Find the lines with the string "sääntöpalkkaisten" and return them.

— START OF Entries shown —

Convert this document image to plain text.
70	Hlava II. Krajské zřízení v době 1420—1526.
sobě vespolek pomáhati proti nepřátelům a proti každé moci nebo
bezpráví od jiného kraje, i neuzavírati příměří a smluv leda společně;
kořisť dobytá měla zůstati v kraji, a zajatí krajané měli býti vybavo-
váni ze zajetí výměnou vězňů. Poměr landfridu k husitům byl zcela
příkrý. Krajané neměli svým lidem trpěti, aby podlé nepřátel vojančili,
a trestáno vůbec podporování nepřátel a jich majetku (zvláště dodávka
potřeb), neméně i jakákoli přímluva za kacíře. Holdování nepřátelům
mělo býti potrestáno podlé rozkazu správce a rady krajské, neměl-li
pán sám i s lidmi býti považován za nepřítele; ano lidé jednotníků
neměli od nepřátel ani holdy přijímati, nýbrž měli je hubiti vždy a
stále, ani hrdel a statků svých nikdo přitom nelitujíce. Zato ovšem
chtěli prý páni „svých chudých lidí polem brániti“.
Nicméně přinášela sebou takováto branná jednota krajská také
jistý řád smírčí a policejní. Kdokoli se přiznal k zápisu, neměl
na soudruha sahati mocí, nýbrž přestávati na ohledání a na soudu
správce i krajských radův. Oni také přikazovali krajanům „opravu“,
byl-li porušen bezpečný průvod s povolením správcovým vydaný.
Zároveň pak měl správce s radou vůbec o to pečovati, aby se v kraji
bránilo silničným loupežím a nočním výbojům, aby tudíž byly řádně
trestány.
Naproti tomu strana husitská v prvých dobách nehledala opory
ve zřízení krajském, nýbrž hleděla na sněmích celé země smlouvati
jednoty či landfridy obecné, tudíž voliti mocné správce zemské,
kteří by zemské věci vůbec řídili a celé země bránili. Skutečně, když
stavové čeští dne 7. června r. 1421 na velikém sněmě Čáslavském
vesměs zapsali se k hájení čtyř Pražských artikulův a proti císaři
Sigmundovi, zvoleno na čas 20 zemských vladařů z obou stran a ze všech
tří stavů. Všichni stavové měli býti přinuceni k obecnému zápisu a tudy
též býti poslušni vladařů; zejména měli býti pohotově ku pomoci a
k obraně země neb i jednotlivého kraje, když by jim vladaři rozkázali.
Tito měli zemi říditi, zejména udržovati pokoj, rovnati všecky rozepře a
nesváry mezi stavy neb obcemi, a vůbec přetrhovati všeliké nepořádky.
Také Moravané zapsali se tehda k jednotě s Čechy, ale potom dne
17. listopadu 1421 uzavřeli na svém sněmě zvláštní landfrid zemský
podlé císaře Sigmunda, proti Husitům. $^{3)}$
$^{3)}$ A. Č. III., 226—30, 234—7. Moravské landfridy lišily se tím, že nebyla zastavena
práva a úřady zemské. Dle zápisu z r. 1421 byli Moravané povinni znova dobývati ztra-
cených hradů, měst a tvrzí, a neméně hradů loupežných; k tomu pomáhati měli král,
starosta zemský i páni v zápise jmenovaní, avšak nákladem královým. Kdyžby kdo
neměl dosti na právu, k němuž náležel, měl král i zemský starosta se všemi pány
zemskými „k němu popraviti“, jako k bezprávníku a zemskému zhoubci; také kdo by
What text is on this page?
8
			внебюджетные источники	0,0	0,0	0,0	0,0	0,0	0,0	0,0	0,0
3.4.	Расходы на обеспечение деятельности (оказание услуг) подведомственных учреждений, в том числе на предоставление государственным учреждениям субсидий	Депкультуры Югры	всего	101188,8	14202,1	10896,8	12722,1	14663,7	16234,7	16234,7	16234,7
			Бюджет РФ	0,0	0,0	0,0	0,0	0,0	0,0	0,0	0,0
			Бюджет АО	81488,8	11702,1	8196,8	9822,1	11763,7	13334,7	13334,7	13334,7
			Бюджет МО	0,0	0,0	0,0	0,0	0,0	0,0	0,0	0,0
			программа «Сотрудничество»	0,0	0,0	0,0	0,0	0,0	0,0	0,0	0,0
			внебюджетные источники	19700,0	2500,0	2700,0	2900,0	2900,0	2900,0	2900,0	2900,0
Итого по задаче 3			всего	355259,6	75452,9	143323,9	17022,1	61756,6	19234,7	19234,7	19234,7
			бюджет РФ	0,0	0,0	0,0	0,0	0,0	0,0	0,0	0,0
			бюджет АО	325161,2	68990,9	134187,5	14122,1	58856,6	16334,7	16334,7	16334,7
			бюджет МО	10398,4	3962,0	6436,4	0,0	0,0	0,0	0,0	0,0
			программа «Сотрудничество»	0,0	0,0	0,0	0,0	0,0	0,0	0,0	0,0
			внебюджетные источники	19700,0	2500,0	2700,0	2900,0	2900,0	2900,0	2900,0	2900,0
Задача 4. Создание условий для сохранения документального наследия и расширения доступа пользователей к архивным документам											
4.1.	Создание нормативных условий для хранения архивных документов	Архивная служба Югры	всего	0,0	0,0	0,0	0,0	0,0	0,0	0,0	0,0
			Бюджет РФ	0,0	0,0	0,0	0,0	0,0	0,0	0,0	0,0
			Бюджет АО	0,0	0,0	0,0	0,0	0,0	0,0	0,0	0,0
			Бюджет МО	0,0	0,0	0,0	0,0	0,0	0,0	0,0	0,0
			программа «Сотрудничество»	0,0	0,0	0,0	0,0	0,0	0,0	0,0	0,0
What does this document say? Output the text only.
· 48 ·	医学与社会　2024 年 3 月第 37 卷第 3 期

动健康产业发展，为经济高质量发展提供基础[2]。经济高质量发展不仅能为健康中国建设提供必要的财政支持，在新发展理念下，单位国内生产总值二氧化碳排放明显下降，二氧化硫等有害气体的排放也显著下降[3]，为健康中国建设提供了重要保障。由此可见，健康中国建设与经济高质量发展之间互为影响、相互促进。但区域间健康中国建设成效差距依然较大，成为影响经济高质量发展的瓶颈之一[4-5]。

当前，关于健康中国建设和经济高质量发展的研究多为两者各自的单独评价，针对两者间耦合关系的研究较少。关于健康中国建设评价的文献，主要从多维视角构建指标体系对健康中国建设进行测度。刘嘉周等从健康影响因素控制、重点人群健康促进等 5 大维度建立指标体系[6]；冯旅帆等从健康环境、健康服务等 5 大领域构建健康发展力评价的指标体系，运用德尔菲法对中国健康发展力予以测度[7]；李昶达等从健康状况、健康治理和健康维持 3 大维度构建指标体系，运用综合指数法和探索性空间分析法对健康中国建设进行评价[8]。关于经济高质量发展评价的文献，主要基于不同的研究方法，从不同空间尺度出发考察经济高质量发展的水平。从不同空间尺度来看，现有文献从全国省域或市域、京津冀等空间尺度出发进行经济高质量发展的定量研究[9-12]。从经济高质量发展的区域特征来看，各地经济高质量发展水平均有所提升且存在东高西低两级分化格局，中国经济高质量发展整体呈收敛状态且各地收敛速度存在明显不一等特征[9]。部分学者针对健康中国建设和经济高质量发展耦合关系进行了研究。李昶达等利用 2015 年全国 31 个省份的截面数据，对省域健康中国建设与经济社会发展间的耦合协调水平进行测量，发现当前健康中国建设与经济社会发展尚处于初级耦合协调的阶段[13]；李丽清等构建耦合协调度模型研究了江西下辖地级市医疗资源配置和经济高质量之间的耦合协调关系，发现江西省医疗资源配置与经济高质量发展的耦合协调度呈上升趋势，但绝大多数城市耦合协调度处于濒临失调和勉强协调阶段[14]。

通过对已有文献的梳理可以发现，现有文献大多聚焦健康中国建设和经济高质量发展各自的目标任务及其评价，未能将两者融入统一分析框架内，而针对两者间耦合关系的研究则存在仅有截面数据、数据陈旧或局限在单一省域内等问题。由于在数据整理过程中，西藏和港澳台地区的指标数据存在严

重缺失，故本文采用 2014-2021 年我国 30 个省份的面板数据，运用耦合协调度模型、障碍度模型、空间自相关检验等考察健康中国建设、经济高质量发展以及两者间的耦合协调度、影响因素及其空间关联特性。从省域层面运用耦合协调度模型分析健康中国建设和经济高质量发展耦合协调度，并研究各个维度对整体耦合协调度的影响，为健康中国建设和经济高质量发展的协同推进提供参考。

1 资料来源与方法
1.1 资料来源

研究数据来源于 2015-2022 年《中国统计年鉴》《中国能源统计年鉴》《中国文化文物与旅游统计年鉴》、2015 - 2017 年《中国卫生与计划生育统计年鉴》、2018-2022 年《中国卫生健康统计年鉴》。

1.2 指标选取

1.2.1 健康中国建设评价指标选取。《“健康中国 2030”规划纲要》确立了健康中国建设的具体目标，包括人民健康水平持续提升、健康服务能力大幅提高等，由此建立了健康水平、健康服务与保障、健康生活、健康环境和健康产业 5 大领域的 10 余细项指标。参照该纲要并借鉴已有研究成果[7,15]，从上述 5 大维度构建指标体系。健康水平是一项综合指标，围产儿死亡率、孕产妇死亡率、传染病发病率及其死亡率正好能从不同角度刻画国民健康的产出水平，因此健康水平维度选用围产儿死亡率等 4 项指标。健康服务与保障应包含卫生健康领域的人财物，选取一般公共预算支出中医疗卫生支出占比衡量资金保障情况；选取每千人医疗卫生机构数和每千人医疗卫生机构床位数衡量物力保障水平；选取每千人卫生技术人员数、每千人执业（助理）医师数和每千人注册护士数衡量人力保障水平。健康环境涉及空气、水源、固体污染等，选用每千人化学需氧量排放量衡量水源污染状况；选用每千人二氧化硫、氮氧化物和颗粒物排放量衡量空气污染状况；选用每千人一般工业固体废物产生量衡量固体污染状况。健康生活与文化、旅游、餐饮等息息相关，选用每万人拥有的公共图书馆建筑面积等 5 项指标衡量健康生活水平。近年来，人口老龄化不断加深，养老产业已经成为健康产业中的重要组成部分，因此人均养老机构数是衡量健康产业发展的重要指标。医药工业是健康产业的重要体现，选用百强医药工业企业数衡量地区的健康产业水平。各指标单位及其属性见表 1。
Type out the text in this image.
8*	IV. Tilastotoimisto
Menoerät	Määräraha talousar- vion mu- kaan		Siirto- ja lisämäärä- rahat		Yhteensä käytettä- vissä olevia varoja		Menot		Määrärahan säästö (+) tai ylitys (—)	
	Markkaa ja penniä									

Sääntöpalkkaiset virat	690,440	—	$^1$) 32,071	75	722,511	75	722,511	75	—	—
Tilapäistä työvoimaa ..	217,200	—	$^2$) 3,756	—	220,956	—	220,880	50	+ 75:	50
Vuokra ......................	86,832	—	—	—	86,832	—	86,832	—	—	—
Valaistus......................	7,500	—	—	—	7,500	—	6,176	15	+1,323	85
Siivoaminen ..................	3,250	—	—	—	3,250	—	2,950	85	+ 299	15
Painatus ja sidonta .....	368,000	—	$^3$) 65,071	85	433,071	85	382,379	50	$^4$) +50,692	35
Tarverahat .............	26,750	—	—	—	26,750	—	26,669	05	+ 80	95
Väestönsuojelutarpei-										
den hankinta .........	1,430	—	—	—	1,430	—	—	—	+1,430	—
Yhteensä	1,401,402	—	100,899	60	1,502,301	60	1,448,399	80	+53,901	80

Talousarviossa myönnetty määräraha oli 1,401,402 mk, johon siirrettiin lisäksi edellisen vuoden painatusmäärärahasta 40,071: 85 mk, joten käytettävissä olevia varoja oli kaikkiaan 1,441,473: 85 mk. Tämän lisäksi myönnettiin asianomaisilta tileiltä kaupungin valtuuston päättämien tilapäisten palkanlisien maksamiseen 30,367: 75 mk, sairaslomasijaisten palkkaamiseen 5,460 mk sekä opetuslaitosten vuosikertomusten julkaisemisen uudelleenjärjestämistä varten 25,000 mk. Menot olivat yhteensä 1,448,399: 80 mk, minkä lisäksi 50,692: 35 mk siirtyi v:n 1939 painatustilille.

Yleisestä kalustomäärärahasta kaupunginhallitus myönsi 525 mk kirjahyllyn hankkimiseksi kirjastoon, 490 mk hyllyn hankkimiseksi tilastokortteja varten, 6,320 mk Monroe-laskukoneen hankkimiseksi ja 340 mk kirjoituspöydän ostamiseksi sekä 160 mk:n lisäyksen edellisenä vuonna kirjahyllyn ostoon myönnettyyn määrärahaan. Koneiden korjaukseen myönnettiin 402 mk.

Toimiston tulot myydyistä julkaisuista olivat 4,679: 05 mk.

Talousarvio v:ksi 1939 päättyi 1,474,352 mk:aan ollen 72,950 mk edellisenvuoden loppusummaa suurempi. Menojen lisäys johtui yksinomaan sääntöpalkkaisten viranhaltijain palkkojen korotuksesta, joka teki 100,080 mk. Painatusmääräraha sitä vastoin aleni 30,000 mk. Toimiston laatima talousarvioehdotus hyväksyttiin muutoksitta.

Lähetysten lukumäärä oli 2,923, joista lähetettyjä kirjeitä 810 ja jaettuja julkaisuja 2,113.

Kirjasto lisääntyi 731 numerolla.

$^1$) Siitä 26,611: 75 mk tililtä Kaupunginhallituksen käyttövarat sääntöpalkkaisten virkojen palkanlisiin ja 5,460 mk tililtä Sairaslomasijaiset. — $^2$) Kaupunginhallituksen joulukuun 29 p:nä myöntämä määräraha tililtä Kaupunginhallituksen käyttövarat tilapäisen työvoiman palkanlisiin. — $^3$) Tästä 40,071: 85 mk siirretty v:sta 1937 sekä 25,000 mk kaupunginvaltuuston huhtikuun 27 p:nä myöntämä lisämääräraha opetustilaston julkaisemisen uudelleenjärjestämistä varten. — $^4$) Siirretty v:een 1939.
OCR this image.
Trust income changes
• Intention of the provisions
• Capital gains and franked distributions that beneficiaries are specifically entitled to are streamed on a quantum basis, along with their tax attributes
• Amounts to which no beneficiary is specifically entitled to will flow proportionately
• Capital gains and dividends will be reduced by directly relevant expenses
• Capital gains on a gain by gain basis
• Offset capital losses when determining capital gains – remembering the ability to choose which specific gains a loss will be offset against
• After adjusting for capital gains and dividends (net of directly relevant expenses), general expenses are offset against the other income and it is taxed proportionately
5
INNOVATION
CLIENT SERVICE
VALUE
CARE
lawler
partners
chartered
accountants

— END OF Entries shown —

Problem solution>
Talousarvio v:ksi 1939 päättyi 1,474,352 mk:aan ollen 72,950 mk edellisenvuoden loppusummaa suurempi. Menojen lisäys johtui yksinomaan sääntöpalkkaisten viranhaltijain palkkojen korotuksesta, joka teki 100,080 mk. Painatusmääräraha sitä vastoin aleni 30,000 mk. Toimiston laatima talousarvioehdotus hyväksyttiin muutoksitta.
$^1$) Siitä 26,611: 75 mk tililtä Kaupunginhallituksen käyttövarat sääntöpalkkaisten virkojen palkanlisiin ja 5,460 mk tililtä Sairaslomasijaiset. — $^2$) Kaupunginhallituksen joulukuun 29 p:nä myöntämä määräraha tililtä Kaupunginhallituksen käyttövarat tilapäisen työvoiman palkanlisiin. — $^3$) Tästä 40,071: 85 mk siirretty v:sta 1937 sekä 25,000 mk kaupunginvaltuuston huhtikuun 27 p:nä myöntämä lisämääräraha opetustilaston julkaisemisen uudelleenjärjestämistä varten. — $^4$) Siirretty v:een 1939.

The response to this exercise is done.